Using the listing below, extract each line that has the word "gotówkowy" in it.
___ DATA FOR PROCESSING ___
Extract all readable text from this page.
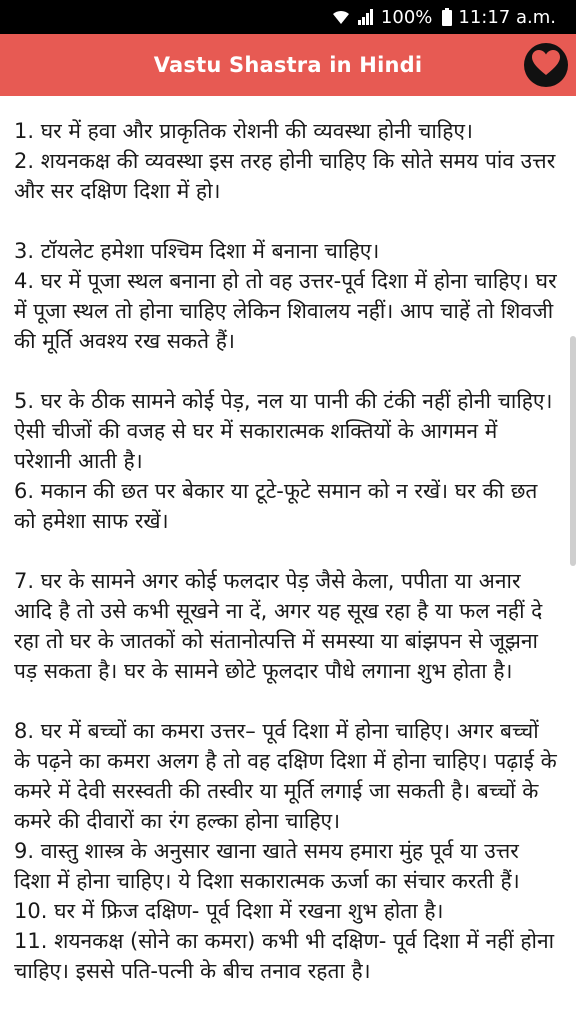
100% 11:17 a.m.
Vastu Shastra in Hindi

1. घर में हवा और प्राकृतिक रोशनी की व्यवस्था होनी चाहिए।

2. शयनकक्ष की व्यवस्था इस तरह होनी चाहिए कि सोते समय पांव उत्तर और सर दक्षिण दिशा में हो।

3. टॉयलेट हमेशा पश्चिम दिशा में बनाना चाहिए।

4. घर में पूजा स्थल बनाना हो तो वह उत्तर-पूर्व दिशा में होना चाहिए। घर में पूजा स्थल तो होना चाहिए लेकिन शिवालय नहीं। आप चाहें तो शिवजी की मूर्ति अवश्य रख सकते हैं।

5. घर के ठीक सामने कोई पेड़, नल या पानी की टंकी नहीं होनी चाहिए। ऐसी चीजों की वजह से घर में सकारात्मक शक्तियों के आगमन में परेशानी आती है।

6. मकान की छत पर बेकार या टूटे-फूटे समान को न रखें। घर की छत को हमेशा साफ रखें।

7. घर के सामने अगर कोई फलदार पेड़ जैसे केला, पपीता या अनार आदि है तो उसे कभी सूखने ना दें, अगर यह सूख रहा है या फल नहीं दे रहा तो घर के जातकों को संतानोत्पत्ति में समस्या या बांझपन से जूझना पड़ सकता है। घर के सामने छोटे फूलदार पौधे लगाना शुभ होता है।

8. घर में बच्चों का कमरा उत्तर– पूर्व दिशा में होना चाहिए। अगर बच्चों के पढ़ने का कमरा अलग है तो वह दक्षिण दिशा में होना चाहिए। पढ़ाई के कमरे में देवी सरस्वती की तस्वीर या मूर्ति लगाई जा सकती है। बच्चों के कमरे की दीवारों का रंग हल्का होना चाहिए।

9. वास्तु शास्त्र के अनुसार खाना खाते समय हमारा मुंह पूर्व या उत्तर दिशा में होना चाहिए। ये दिशा सकारात्मक ऊर्जा का संचार करती हैं।

10. घर में फ्रिज दक्षिण- पूर्व दिशा में रखना शुभ होता है।

11. शयनकक्ष (सोने का कमरा) कभी भी दक्षिण- पूर्व दिशा में नहीं होना चाहिए। इससे पति-पत्नी के बीच तनाव रहता है।
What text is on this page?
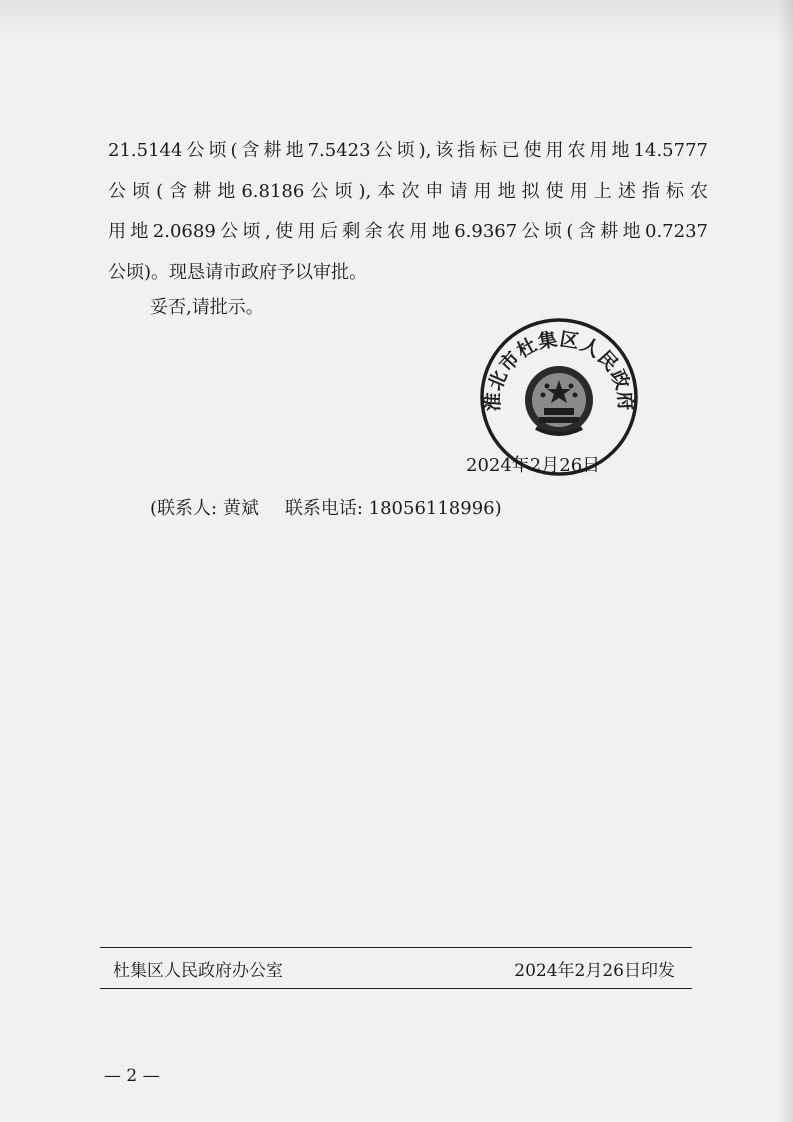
21.5144公顷(含耕地7.5423公顷),该指标已使用农用地14.5777
公顷(含耕地6.8186公顷),本次申请用地拟使用上述指标农
用地2.0689公顷,使用后剩余农用地6.9367公顷(含耕地0.7237
公顷)。现恳请市政府予以审批。
妥否,请批示。
淮北市杜集区人民政府
2024年2月26日
(联系人: 黄斌 联系电话: 18056118996)
杜集区人民政府办公室	2024年2月26日印发
— 2 —
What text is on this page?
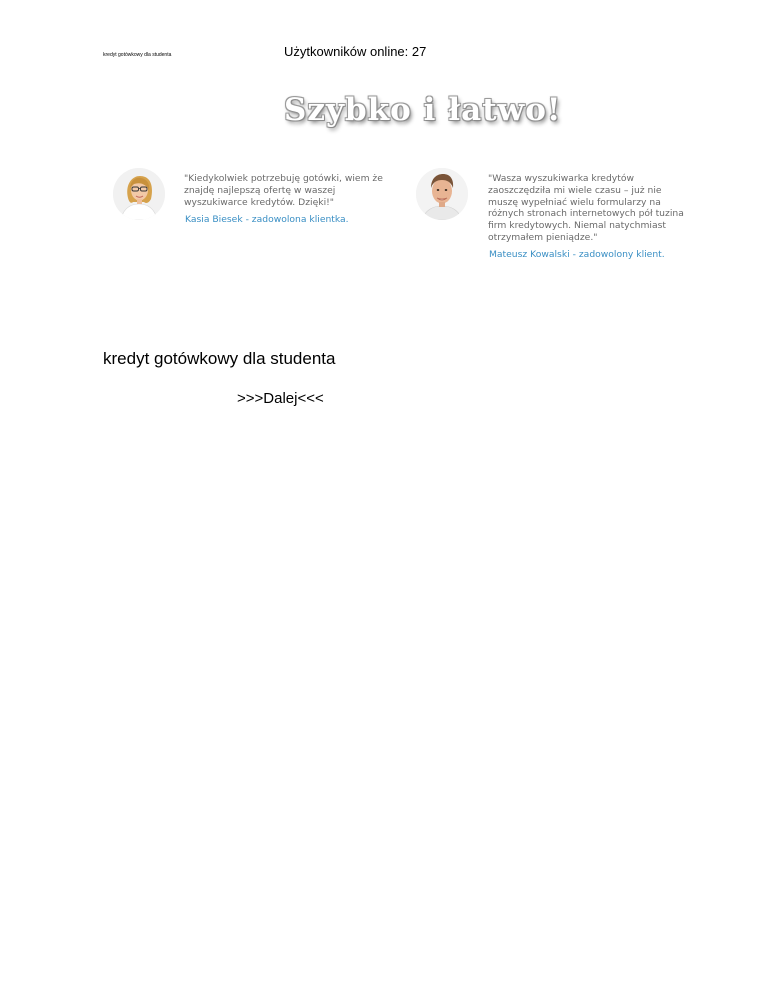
kredyt gotówkowy dla studenta	Użytkowników online: 27
Szybko i łatwo!
"Kiedykolwiek potrzebuję gotówki, wiem że
znajdę najlepszą ofertę w waszej
wyszukiwarce kredytów. Dzięki!"
Kasia Biesek - zadowolona klientka.
"Wasza wyszukiwarka kredytów
zaoszczędziła mi wiele czasu – już nie
muszę wypełniać wielu formularzy na
różnych stronach internetowych pół tuzina
firm kredytowych. Niemal natychmiast
otrzymałem pieniądze."
Mateusz Kowalski - zadowolony klient.
kredyt gotówkowy dla studenta
>>>Dalej<<<
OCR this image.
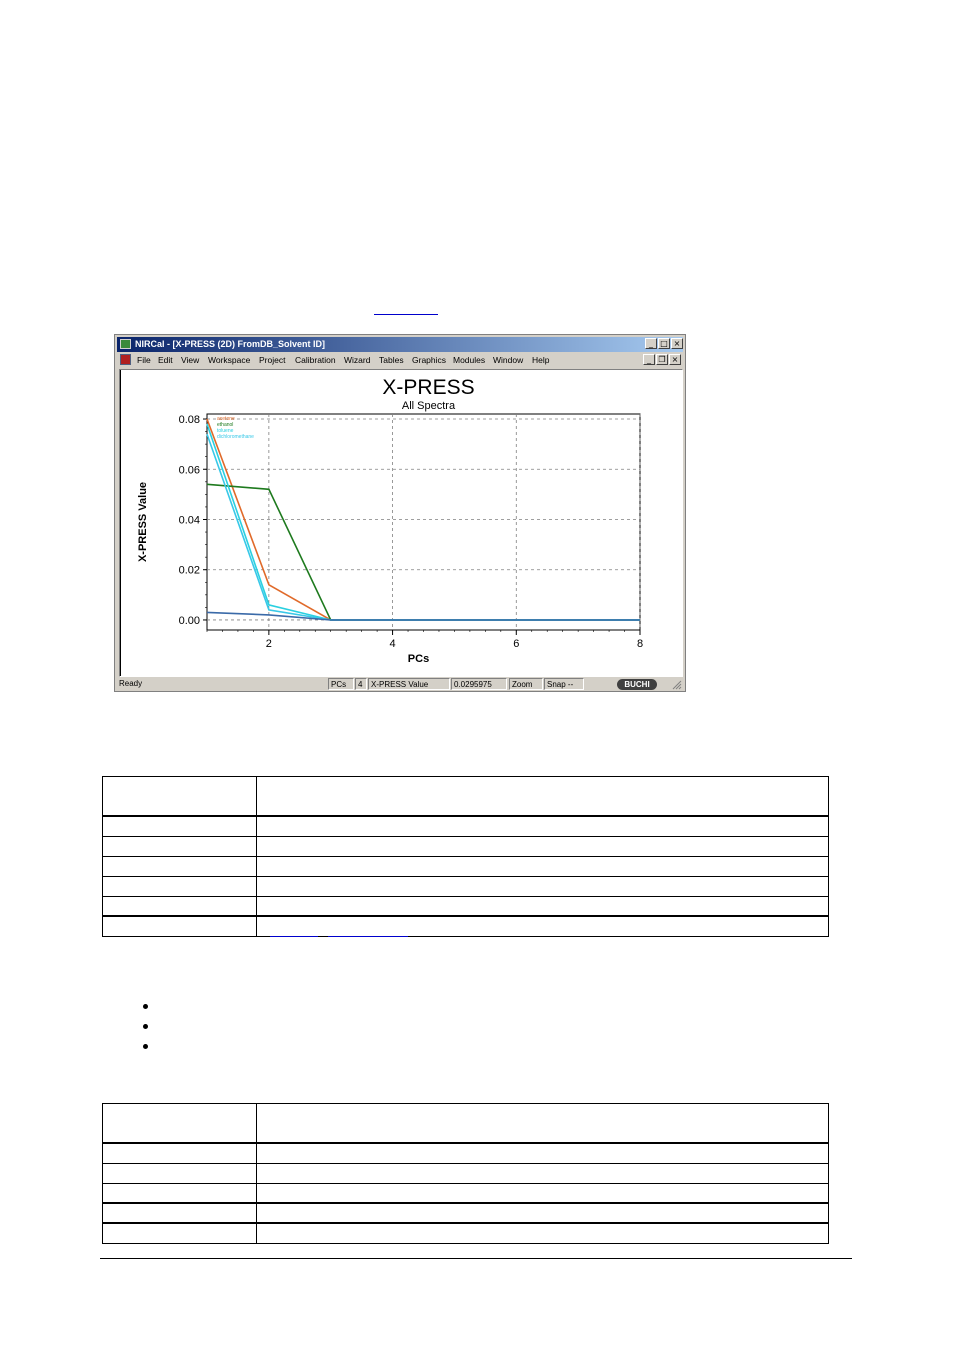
NIRCal - [X-PRESS (2D) FromDB_Solvent ID]	_ □ ×
File Edit View Workspace Project Calibration Wizard Tables Graphics Modules Window Help	_ ❐ ×
X-PRESS
All Spectra
2	4	6	8
0.00
0.02
0.04
0.06
0.08
PCs
X-PRESS Value
acetone
ethanol
toluene
dichloromethane
Ready	PCs	4	X-PRESS Value	0.0295975	Zoom	Snap --	BUCHI
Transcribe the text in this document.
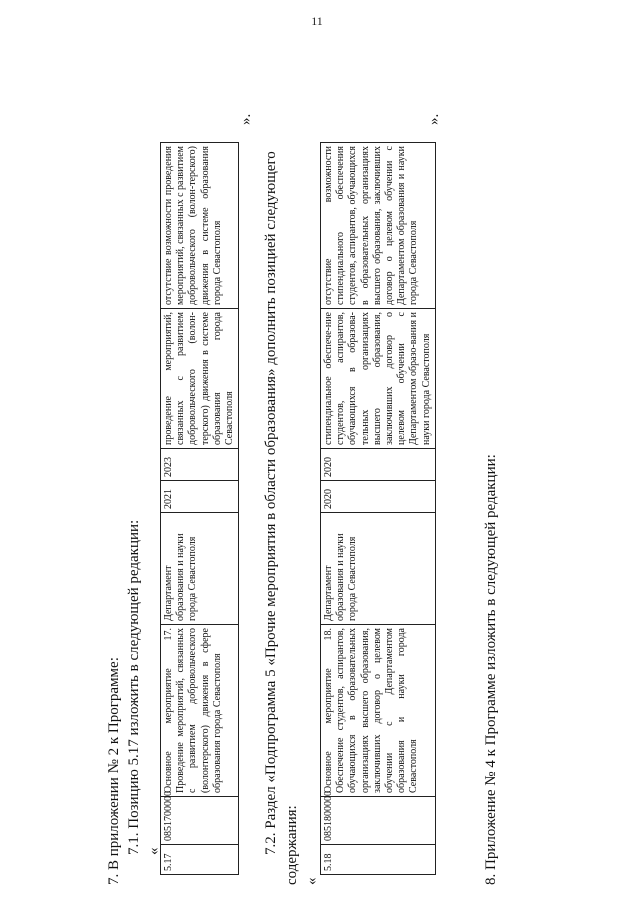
11
7. В приложении № 2 к Программе: 7.1. Позицию 5.17 изложить в следующей редакции: «
5.17	0851700000	Основное мероприятие 17. Проведение мероприятий, связанных с развитием добровольческого (волонтерского) движения в сфере образования города Севастополя	Департамент образования и науки города Севастополя	2021	2023	проведение мероприятий, связанных с развитием добровольческого (волон-терского) движения в системе образования города Севастополя	отсутствие возможности проведения мероприятий, связанных с развитием добровольческого (волон-терского) движения в системе образования города Севастополя
».
7.2. Раздел «Подпрограмма 5 «Прочие мероприятия в области образования» дополнить позицией следующего содержания: «
5.18	0851800000	Основное мероприятие 18. Обеспечение студентов, аспирантов, обучающихся в образовательных организациях высшего образования, заключивших договор о целевом обучении с Департаментом образования и науки города Севастополя	Департамент образования и науки города Севастополя	2020	2020	стипендиальное обеспече-ние студентов, аспирантов, обучающихся в образова-тельных организациях высшего образования, заключивших договор о целевом обучении с Департаментом образо-вания и науки города Севастополя	отсутствие возможности стипендиального обеспечения студентов, аспирантов, обучающихся в образовательных организациях высшего образования, заключивших договор о целевом обучении с Департаментом образования и науки города Севастополя
».
8. Приложение № 4 к Программе изложить в следующей редакции:
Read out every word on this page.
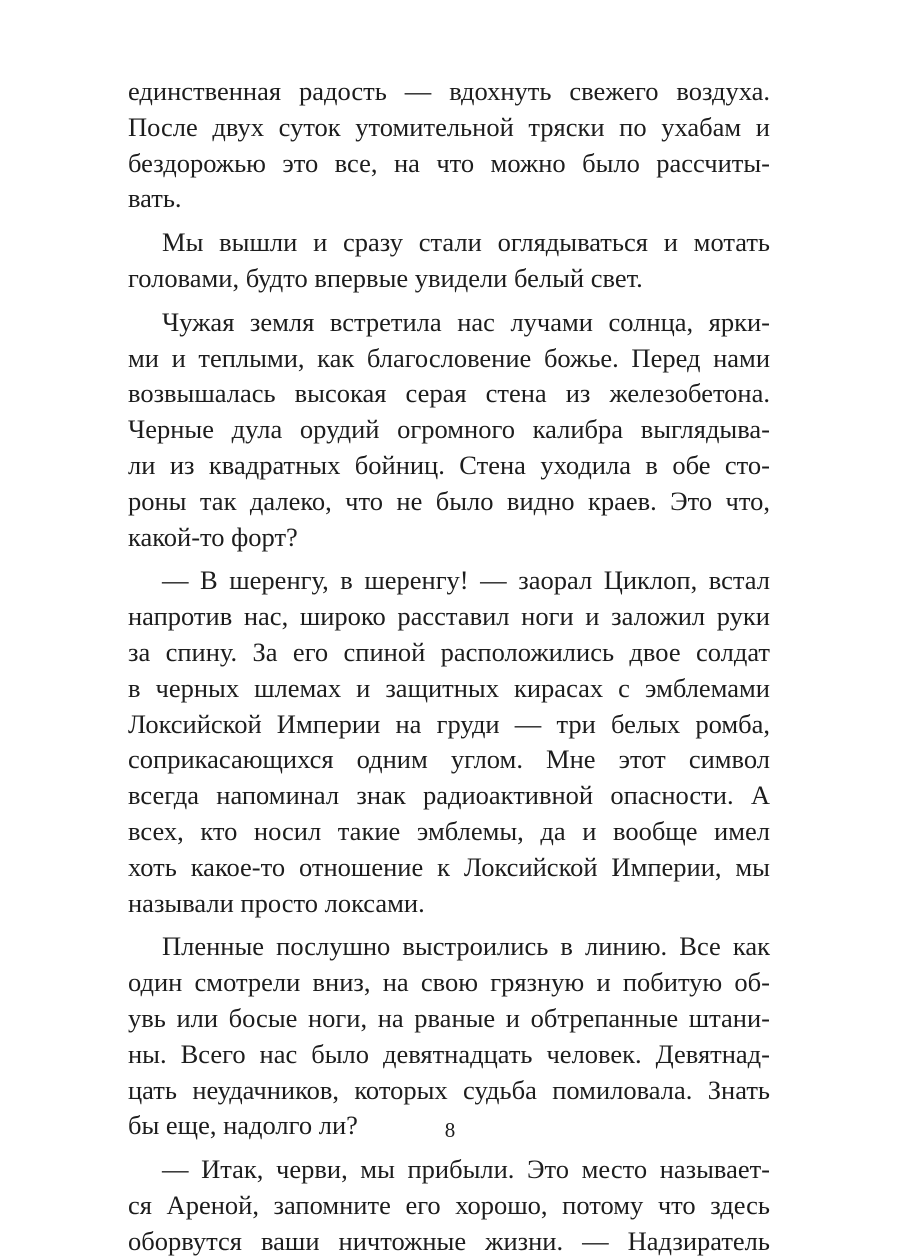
единственная радость — вдохнуть свежего воздуха.
После двух суток утомительной тряски по ухабам и
бездорожью это все, на что можно было рассчиты-
вать.
Мы вышли и сразу стали оглядываться и мотать
головами, будто впервые увидели белый свет.
Чужая земля встретила нас лучами солнца, ярки-
ми и теплыми, как благословение божье. Перед нами
возвышалась высокая серая стена из железобетона.
Черные дула орудий огромного калибра выглядыва-
ли из квадратных бойниц. Стена уходила в обе сто-
роны так далеко, что не было видно краев. Это что,
какой-то форт?
— В шеренгу, в шеренгу! — заорал Циклоп, встал
напротив нас, широко расставил ноги и заложил руки
за спину. За его спиной расположились двое солдат
в черных шлемах и защитных кирасах с эмблемами
Локсийской Империи на груди — три белых ромба,
соприкасающихся одним углом. Мне этот символ
всегда напоминал знак радиоактивной опасности. А
всех, кто носил такие эмблемы, да и вообще имел
хоть какое-то отношение к Локсийской Империи, мы
называли просто локсами.
Пленные послушно выстроились в линию. Все как
один смотрели вниз, на свою грязную и побитую об-
увь или босые ноги, на рваные и обтрепанные штани-
ны. Всего нас было девятнадцать человек. Девятнад-
цать неудачников, которых судьба помиловала. Знать
бы еще, надолго ли?
— Итак, черви, мы прибыли. Это место называет-
ся Ареной, запомните его хорошо, потому что здесь
оборвутся ваши ничтожные жизни. — Надзиратель
8
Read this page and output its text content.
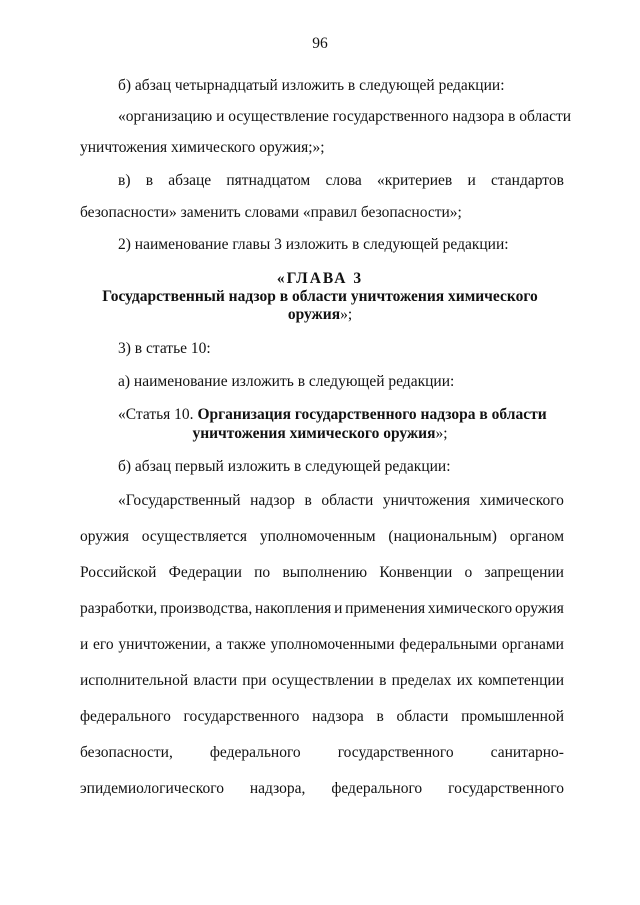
96
б) абзац четырнадцатый изложить в следующей редакции:
«организацию и осуществление государственного надзора в области
уничтожения химического оружия;»;
в) в абзаце пятнадцатом слова «критериев и стандартов
безопасности» заменить словами «правил безопасности»;
2) наименование главы 3 изложить в следующей редакции:
«ГЛАВА 3
Государственный надзор в области уничтожения химического
оружия»;
3) в статье 10:
а) наименование изложить в следующей редакции:
«Статья 10. Организация государственного надзора в области
уничтожения химического оружия»;
б) абзац первый изложить в следующей редакции:
«Государственный надзор в области уничтожения химического
оружия осуществляется уполномоченным (национальным) органом
Российской Федерации по выполнению Конвенции о запрещении
разработки, производства, накопления и применения химического оружия
и его уничтожении, а также уполномоченными федеральными органами
исполнительной власти при осуществлении в пределах их компетенции
федерального государственного надзора в области промышленной
безопасности, федерального государственного санитарно-
эпидемиологического надзора, федерального государственного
___
* _OUTPUT OF THE TASK_:
kredyt gotówkowy dla studenta	Użytkowników online: 27
kredyt gotówkowy dla studenta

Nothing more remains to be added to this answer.